• 本文
==================================================
教職員コラム お題「私の研究テーマ」 則武 良英

こんにちは。則武 良英です。

今回は,心理学の中でもとても身近なテーマの一つである「プレッシャー」に関するお話をします。

ほとんどの人は,今まで生きてきて”プレッシャー”を感じたことがあるのではないでしょうか?プレッシャーを感じやすい場面としては,学校の期末試験,高校や大学の入試,就職試験などがあるでしょう。

このような大事な場面では,「失敗したくない」「失敗したらどうしよう」と少しネガティブな思考が浮かんできます。

プレッシャーに関する近年の研究では,「頭の中でネガティブ思考が増えることで,脳の”思考”を司る部分が阻害される」ことが明らかになっています (則武他, 2020)。

つまり,試験の問題を解くことに不要なネガティブ思考 (例: 失敗したらどうしよう) が増えることで,試験の問題を解くために必要な思考が邪魔されてしまうのです。したがって「ネガティブ思考のせいで集中できなくなる」ということが科学的に明らかになっているということです。

でも,安心してください。
「試験前に”あること”をすると,プレッシャーの影響を受けにくい」ということも科学的に明らかになっています。
==================================================
• 提示記録
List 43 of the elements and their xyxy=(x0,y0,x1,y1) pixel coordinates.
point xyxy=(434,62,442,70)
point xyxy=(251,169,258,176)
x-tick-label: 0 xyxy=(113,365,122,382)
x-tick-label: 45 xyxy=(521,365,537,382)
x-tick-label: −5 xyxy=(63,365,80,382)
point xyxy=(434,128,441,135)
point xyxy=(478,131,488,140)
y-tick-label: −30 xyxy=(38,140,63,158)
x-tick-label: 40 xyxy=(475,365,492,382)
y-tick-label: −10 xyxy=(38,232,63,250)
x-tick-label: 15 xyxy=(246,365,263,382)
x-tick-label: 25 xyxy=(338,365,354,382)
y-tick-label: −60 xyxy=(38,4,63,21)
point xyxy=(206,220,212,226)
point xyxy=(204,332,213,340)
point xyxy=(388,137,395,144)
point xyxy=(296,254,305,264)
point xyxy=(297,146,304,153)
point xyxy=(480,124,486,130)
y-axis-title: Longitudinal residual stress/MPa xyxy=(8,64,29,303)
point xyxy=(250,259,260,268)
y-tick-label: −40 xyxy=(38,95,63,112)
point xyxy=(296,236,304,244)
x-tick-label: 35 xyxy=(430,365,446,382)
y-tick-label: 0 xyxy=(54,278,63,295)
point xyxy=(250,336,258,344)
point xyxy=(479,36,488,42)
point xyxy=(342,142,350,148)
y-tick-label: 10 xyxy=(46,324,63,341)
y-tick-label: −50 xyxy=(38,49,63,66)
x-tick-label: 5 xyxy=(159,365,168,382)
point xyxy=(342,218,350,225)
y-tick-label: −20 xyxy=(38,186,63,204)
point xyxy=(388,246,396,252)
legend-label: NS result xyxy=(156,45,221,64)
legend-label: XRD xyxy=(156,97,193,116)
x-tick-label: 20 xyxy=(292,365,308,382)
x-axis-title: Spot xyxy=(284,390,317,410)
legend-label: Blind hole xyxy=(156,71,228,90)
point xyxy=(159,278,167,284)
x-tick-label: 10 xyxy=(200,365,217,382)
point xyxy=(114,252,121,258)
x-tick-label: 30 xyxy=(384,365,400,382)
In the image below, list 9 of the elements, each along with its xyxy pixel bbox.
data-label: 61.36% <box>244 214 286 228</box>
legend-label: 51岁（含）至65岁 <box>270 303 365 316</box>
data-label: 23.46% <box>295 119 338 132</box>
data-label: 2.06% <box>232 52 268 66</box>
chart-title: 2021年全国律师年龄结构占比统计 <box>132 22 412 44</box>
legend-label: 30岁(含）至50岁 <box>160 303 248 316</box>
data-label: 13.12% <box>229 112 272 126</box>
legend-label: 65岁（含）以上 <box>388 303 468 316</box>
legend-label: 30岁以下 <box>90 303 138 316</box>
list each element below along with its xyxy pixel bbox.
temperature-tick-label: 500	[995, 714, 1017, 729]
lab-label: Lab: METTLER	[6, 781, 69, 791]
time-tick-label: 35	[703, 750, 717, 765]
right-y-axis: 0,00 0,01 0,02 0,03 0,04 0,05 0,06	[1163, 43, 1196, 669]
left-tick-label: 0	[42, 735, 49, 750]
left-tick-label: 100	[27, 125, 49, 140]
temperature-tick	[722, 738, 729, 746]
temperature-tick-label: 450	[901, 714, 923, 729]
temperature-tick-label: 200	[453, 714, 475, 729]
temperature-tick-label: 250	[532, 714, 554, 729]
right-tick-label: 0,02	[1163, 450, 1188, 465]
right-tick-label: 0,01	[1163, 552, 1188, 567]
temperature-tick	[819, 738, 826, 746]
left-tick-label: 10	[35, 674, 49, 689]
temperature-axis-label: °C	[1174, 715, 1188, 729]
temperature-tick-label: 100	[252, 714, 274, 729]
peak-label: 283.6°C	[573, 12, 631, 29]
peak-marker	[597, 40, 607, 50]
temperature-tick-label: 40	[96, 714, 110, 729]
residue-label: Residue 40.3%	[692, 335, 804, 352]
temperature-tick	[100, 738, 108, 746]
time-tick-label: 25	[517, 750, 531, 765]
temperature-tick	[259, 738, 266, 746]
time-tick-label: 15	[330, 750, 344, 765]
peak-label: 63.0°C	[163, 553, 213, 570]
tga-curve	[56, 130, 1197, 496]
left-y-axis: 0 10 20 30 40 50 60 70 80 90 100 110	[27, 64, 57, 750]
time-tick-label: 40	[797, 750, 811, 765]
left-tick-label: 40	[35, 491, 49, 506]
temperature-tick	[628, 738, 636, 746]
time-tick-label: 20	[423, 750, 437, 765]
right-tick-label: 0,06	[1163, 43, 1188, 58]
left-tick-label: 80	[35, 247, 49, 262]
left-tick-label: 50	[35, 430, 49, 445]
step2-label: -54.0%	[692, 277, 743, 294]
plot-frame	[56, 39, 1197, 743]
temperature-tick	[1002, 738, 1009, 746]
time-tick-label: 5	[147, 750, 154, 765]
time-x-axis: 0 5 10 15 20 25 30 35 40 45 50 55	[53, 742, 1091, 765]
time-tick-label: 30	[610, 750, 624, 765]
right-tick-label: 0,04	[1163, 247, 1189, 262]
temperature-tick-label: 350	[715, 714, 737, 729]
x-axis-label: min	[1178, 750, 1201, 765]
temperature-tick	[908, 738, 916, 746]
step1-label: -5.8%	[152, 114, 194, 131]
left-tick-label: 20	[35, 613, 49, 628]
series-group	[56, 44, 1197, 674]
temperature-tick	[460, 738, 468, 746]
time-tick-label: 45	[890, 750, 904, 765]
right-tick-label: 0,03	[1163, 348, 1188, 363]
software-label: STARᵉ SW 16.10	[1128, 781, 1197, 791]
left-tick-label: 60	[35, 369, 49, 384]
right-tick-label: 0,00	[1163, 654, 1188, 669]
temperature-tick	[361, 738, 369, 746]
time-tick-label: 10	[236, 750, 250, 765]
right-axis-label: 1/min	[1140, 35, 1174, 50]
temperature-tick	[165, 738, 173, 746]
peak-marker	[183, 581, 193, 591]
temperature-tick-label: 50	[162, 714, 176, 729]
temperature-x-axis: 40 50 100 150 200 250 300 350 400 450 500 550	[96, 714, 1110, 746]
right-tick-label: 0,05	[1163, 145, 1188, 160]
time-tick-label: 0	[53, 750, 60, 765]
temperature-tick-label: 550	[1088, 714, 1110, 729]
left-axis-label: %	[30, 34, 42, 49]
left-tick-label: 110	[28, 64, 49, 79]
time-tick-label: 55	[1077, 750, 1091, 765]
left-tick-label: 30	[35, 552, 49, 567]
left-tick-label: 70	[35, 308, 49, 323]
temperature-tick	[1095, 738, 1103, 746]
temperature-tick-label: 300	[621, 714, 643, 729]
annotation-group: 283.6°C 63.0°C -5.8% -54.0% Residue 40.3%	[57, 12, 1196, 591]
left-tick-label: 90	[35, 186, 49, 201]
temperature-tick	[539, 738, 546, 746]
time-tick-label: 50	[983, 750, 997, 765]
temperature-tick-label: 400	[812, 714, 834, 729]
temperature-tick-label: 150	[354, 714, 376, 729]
==================================================
• 作業課題 1
プレッシャーに関するコラムの本文を、「このような大事な場面では,「」を含む箇所から書き写し、「でも,安心してください。」の直後で終えてください。
• 作業課題 2
プレッシャーに関するコラムの本文について、次の問いに答えてください。
(a) プレッシャーを感じやすい場面として、どのような例が挙げられていますか。
(b) 近年の研究によると、頭の中でネガティブ思考が増えることで何が阻害されますか。
(c) 試験の問題を解くことに不要なネガティブ思考の例として、括弧内に示されている言葉は何ですか。
• 作業課題 3
プレッシャーに関するコラムの本文を、最後の文の続きから書き進めてください。

• 解答欄 1
このような大事な場面では,「失敗したくない」「失敗したらどうしよう」と少しネガティブな思考が浮かんできます。

プレッシャーに関する近年の研究では,「頭の中でネガティブ思考が増えることで,脳の”思考”を司る部分が阻害される」ことが明らかになっています (則武他, 2020)。

つまり,試験の問題を解くことに不要なネガティブ思考 (例: 失敗したらどうしよう) が増えることで,試験の問題を解くために必要な思考が邪魔されてしまうのです。したがって「ネガティブ思考のせいで集中できなくなる」ということが科学的に明らかになっているということです。

でも,安心してください。

• 解答欄 2
(a) 学校の期末試験、高校や大学の入試、就職試験などです。
(b) 脳の「思考」を司る部分です。
(c) 「失敗したらどうしよう」です。

• 解答欄 3
それはとてもシンプルな方法で,試験などの直前に「プレッシャーを感じている”今”の自分の思考を,白紙に文字として書き出していく」ことで,ネガティブ思考を緩和することができることが明らかになっています (則武他, 2020; 2022)。

これは,筆記療法 (短期筆記開示法) と呼ばれる心理療法です。思考を文字として表出することで,感情のコントロール能力が一時的に向上するために,このような効果があるといわれています。

 

詳細は,以下のYouTubeでも公開しています。ぜひご参照ください。

 

(1) 日本心理学会公式YouTubeチャンネル

 日本心理学会様からの依頼で作成した動画です。

 プレッシャーのメカニズムと実際の実験について解説しています。

 

(2) 則武  良英 公式YouTubeチャンネル

 私の個人チャンネルです。役に立つ心理学の知識を随時公開中です。

 

【参考文献】

則武良英・武井祐子・寺崎正治・門田昌子・竹内いつ子・湯澤正通 (2020). ハイプレッシャー状況が引き起こすワーキングメモリ課題成績低下に対する短期筆記開示の効果 教育心理学研究, 68, 134-146.

則武良英・湯澤正通 (2022). 中学生のテスト不安と数学成績に対する短期構造化筆記の効果 教育心理学研究 70, 290-302.